### Supplied material:
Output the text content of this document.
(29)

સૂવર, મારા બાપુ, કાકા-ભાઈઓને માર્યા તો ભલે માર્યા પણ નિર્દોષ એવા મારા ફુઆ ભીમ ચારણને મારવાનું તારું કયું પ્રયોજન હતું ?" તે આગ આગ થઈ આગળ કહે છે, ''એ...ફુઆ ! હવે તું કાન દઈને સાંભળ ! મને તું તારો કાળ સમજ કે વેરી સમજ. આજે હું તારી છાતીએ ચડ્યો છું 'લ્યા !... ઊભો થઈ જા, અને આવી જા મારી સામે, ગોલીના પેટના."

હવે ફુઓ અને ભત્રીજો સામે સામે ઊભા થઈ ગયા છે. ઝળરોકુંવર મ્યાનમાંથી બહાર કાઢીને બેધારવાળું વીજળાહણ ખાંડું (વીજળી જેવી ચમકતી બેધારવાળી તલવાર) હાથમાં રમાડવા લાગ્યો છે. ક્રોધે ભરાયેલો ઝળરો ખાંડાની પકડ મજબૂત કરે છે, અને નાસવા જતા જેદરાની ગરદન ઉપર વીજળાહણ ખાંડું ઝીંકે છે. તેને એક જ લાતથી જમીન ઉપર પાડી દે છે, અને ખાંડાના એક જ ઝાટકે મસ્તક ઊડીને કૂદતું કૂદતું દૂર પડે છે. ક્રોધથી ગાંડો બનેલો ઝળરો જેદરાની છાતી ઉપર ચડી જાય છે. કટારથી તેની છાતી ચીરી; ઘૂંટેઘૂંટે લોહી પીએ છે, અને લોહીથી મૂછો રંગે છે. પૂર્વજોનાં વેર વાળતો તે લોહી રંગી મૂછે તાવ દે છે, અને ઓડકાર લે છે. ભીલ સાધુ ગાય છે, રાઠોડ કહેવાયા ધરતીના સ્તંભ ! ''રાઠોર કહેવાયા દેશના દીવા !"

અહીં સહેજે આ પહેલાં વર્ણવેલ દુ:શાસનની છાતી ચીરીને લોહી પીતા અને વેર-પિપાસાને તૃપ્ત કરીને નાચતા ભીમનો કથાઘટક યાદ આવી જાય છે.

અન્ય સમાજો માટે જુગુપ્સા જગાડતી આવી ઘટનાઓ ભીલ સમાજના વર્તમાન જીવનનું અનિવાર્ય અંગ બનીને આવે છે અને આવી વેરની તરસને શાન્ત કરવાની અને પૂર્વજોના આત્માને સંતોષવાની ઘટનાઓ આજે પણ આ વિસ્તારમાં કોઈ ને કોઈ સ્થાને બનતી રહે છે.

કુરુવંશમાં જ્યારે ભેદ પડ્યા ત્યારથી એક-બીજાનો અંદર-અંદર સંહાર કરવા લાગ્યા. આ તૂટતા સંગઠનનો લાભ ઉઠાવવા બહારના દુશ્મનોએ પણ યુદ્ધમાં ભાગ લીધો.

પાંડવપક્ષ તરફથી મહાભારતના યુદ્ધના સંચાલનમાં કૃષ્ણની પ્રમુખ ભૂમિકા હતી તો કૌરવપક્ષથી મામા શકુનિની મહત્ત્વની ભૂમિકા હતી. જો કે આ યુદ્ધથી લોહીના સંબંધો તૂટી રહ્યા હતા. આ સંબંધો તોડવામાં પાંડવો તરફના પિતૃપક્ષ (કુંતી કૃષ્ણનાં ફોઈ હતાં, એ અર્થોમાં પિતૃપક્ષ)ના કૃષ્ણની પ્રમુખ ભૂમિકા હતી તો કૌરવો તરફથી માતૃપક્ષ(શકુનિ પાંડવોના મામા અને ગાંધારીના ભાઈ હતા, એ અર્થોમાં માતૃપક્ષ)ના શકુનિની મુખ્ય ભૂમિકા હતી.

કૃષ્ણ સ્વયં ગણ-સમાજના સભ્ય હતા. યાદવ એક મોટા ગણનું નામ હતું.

### What you will do:
Output all of the data again, exactly.

### The solution:
Output the text content of this document.
(29)

સૂવર, મારા બાપુ, કાકા-ભાઈઓને માર્યા તો ભલે માર્યા પણ નિર્દોષ એવા મારા ફુઆ ભીમ ચારણને મારવાનું તારું કયું પ્રયોજન હતું ?" તે આગ આગ થઈ આગળ કહે છે, ''એ...ફુઆ ! હવે તું કાન દઈને સાંભળ ! મને તું તારો કાળ સમજ કે વેરી સમજ. આજે હું તારી છાતીએ ચડ્યો છું 'લ્યા !... ઊભો થઈ જા, અને આવી જા મારી સામે, ગોલીના પેટના."

હવે ફુઓ અને ભત્રીજો સામે સામે ઊભા થઈ ગયા છે. ઝળરોકુંવર મ્યાનમાંથી બહાર કાઢીને બેધારવાળું વીજળાહણ ખાંડું (વીજળી જેવી ચમકતી બેધારવાળી તલવાર) હાથમાં રમાડવા લાગ્યો છે. ક્રોધે ભરાયેલો ઝળરો ખાંડાની પકડ મજબૂત કરે છે, અને નાસવા જતા જેદરાની ગરદન ઉપર વીજળાહણ ખાંડું ઝીંકે છે. તેને એક જ લાતથી જમીન ઉપર પાડી દે છે, અને ખાંડાના એક જ ઝાટકે મસ્તક ઊડીને કૂદતું કૂદતું દૂર પડે છે. ક્રોધથી ગાંડો બનેલો ઝળરો જેદરાની છાતી ઉપર ચડી જાય છે. કટારથી તેની છાતી ચીરી; ઘૂંટેઘૂંટે લોહી પીએ છે, અને લોહીથી મૂછો રંગે છે. પૂર્વજોનાં વેર વાળતો તે લોહી રંગી મૂછે તાવ દે છે, અને ઓડકાર લે છે. ભીલ સાધુ ગાય છે, રાઠોડ કહેવાયા ધરતીના સ્તંભ ! ''રાઠોર કહેવાયા દેશના દીવા !"

અહીં સહેજે આ પહેલાં વર્ણવેલ દુ:શાસનની છાતી ચીરીને લોહી પીતા અને વેર-પિપાસાને તૃપ્ત કરીને નાચતા ભીમનો કથાઘટક યાદ આવી જાય છે.

અન્ય સમાજો માટે જુગુપ્સા જગાડતી આવી ઘટનાઓ ભીલ સમાજના વર્તમાન જીવનનું અનિવાર્ય અંગ બનીને આવે છે અને આવી વેરની તરસને શાન્ત કરવાની અને પૂર્વજોના આત્માને સંતોષવાની ઘટનાઓ આજે પણ આ વિસ્તારમાં કોઈ ને કોઈ સ્થાને બનતી રહે છે.

કુરુવંશમાં જ્યારે ભેદ પડ્યા ત્યારથી એક-બીજાનો અંદર-અંદર સંહાર કરવા લાગ્યા. આ તૂટતા સંગઠનનો લાભ ઉઠાવવા બહારના દુશ્મનોએ પણ યુદ્ધમાં ભાગ લીધો.

પાંડવપક્ષ તરફથી મહાભારતના યુદ્ધના સંચાલનમાં કૃષ્ણની પ્રમુખ ભૂમિકા હતી તો કૌરવપક્ષથી મામા શકુનિની મહત્ત્વની ભૂમિકા હતી. જો કે આ યુદ્ધથી લોહીના સંબંધો તૂટી રહ્યા હતા. આ સંબંધો તોડવામાં પાંડવો તરફના પિતૃપક્ષ (કુંતી કૃષ્ણનાં ફોઈ હતાં, એ અર્થોમાં પિતૃપક્ષ)ના કૃષ્ણની પ્રમુખ ભૂમિકા હતી તો કૌરવો તરફથી માતૃપક્ષ(શકુનિ પાંડવોના મામા અને ગાંધારીના ભાઈ હતા, એ અર્થોમાં માતૃપક્ષ)ના શકુનિની મુખ્ય ભૂમિકા હતી.

કૃષ્ણ સ્વયં ગણ-સમાજના સભ્ય હતા. યાદવ એક મોટા ગણનું નામ હતું.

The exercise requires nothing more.